◆ Stated exercise
Write out the whole listing again, exactly as given.

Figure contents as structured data
┌────────
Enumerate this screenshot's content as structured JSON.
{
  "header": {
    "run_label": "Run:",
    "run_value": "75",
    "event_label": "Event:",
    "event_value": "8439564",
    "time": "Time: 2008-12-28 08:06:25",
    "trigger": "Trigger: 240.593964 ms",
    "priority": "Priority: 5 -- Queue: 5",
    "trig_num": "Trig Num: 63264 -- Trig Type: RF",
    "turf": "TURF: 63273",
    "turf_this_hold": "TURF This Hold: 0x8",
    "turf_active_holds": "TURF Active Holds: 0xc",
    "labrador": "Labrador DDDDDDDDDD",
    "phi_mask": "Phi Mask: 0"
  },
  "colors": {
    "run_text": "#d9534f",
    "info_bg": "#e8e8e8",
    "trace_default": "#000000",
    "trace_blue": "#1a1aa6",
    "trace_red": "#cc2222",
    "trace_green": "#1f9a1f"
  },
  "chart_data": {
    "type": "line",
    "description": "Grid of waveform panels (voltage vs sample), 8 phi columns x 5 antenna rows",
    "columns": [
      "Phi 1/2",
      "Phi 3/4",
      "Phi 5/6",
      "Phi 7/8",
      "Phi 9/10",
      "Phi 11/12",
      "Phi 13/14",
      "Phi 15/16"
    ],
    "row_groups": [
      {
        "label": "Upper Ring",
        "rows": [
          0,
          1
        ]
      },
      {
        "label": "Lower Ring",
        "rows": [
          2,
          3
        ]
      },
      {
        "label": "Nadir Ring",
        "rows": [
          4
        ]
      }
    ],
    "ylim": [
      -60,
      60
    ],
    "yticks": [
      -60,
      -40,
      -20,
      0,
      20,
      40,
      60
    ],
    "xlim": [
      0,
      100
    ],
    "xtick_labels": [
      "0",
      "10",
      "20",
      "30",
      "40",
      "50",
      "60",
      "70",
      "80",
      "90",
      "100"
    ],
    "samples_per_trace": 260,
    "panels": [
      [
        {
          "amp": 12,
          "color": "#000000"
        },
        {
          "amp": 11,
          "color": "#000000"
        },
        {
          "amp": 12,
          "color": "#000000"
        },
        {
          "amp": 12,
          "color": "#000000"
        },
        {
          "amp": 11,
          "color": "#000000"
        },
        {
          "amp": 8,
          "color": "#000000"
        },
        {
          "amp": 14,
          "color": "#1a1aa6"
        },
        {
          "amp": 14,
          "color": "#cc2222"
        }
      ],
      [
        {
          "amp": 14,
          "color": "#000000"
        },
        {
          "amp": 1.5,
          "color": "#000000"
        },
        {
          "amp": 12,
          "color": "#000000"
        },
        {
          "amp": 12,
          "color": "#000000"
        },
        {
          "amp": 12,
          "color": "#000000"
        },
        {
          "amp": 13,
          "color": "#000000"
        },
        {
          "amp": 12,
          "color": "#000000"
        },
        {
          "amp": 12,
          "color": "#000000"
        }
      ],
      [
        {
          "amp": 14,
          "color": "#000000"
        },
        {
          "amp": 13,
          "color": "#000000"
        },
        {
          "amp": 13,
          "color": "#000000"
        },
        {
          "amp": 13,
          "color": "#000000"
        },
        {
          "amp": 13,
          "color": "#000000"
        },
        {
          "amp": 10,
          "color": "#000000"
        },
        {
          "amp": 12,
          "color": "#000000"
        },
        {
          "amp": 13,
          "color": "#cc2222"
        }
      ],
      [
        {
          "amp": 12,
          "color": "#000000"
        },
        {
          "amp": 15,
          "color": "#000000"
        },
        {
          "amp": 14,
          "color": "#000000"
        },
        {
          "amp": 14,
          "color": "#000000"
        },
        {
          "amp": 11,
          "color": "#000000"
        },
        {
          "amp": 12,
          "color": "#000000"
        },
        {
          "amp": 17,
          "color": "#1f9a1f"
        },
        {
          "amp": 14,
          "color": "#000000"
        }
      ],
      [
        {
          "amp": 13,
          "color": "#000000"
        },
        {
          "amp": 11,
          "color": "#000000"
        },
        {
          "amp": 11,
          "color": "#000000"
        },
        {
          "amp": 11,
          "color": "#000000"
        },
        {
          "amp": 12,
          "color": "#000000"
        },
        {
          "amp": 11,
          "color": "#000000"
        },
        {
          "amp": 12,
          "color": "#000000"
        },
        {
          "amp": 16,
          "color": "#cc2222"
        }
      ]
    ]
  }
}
└────────
◆ Task answer
Enumerate this screenshot's content as structured JSON.
{
  "header": {
    "run_label": "Run:",
    "run_value": "75",
    "event_label": "Event:",
    "event_value": "8439564",
    "time": "Time: 2008-12-28 08:06:25",
    "trigger": "Trigger: 240.593964 ms",
    "priority": "Priority: 5 -- Queue: 5",
    "trig_num": "Trig Num: 63264 -- Trig Type: RF",
    "turf": "TURF: 63273",
    "turf_this_hold": "TURF This Hold: 0x8",
    "turf_active_holds": "TURF Active Holds: 0xc",
    "labrador": "Labrador DDDDDDDDDD",
    "phi_mask": "Phi Mask: 0"
  },
  "colors": {
    "run_text": "#d9534f",
    "info_bg": "#e8e8e8",
    "trace_default": "#000000",
    "trace_blue": "#1a1aa6",
    "trace_red": "#cc2222",
    "trace_green": "#1f9a1f"
  },
  "chart_data": {
    "type": "line",
    "description": "Grid of waveform panels (voltage vs sample), 8 phi columns x 5 antenna rows",
    "columns": [
      "Phi 1/2",
      "Phi 3/4",
      "Phi 5/6",
      "Phi 7/8",
      "Phi 9/10",
      "Phi 11/12",
      "Phi 13/14",
      "Phi 15/16"
    ],
    "row_groups": [
      {
        "label": "Upper Ring",
        "rows": [
          0,
          1
        ]
      },
      {
        "label": "Lower Ring",
        "rows": [
          2,
          3
        ]
      },
      {
        "label": "Nadir Ring",
        "rows": [
          4
        ]
      }
    ],
    "ylim": [
      -60,
      60
    ],
    "yticks": [
      -60,
      -40,
      -20,
      0,
      20,
      40,
      60
    ],
    "xlim": [
      0,
      100
    ],
    "xtick_labels": [
      "0",
      "10",
      "20",
      "30",
      "40",
      "50",
      "60",
      "70",
      "80",
      "90",
      "100"
    ],
    "samples_per_trace": 260,
    "panels": [
      [
        {
          "amp": 12,
          "color": "#000000"
        },
        {
          "amp": 11,
          "color": "#000000"
        },
        {
          "amp": 12,
          "color": "#000000"
        },
        {
          "amp": 12,
          "color": "#000000"
        },
        {
          "amp": 11,
          "color": "#000000"
        },
        {
          "amp": 8,
          "color": "#000000"
        },
        {
          "amp": 14,
          "color": "#1a1aa6"
        },
        {
          "amp": 14,
          "color": "#cc2222"
        }
      ],
      [
        {
          "amp": 14,
          "color": "#000000"
        },
        {
          "amp": 1.5,
          "color": "#000000"
        },
        {
          "amp": 12,
          "color": "#000000"
        },
        {
          "amp": 12,
          "color": "#000000"
        },
        {
          "amp": 12,
          "color": "#000000"
        },
        {
          "amp": 13,
          "color": "#000000"
        },
        {
          "amp": 12,
          "color": "#000000"
        },
        {
          "amp": 12,
          "color": "#000000"
        }
      ],
      [
        {
          "amp": 14,
          "color": "#000000"
        },
        {
          "amp": 13,
          "color": "#000000"
        },
        {
          "amp": 13,
          "color": "#000000"
        },
        {
          "amp": 13,
          "color": "#000000"
        },
        {
          "amp": 13,
          "color": "#000000"
        },
        {
          "amp": 10,
          "color": "#000000"
        },
        {
          "amp": 12,
          "color": "#000000"
        },
        {
          "amp": 13,
          "color": "#cc2222"
        }
      ],
      [
        {
          "amp": 12,
          "color": "#000000"
        },
        {
          "amp": 15,
          "color": "#000000"
        },
        {
          "amp": 14,
          "color": "#000000"
        },
        {
          "amp": 14,
          "color": "#000000"
        },
        {
          "amp": 11,
          "color": "#000000"
        },
        {
          "amp": 12,
          "color": "#000000"
        },
        {
          "amp": 17,
          "color": "#1f9a1f"
        },
        {
          "amp": 14,
          "color": "#000000"
        }
      ],
      [
        {
          "amp": 13,
          "color": "#000000"
        },
        {
          "amp": 11,
          "color": "#000000"
        },
        {
          "amp": 11,
          "color": "#000000"
        },
        {
          "amp": 11,
          "color": "#000000"
        },
        {
          "amp": 12,
          "color": "#000000"
        },
        {
          "amp": 11,
          "color": "#000000"
        },
        {
          "amp": 12,
          "color": "#000000"
        },
        {
          "amp": 16,
          "color": "#cc2222"
        }
      ]
    ]
  }
}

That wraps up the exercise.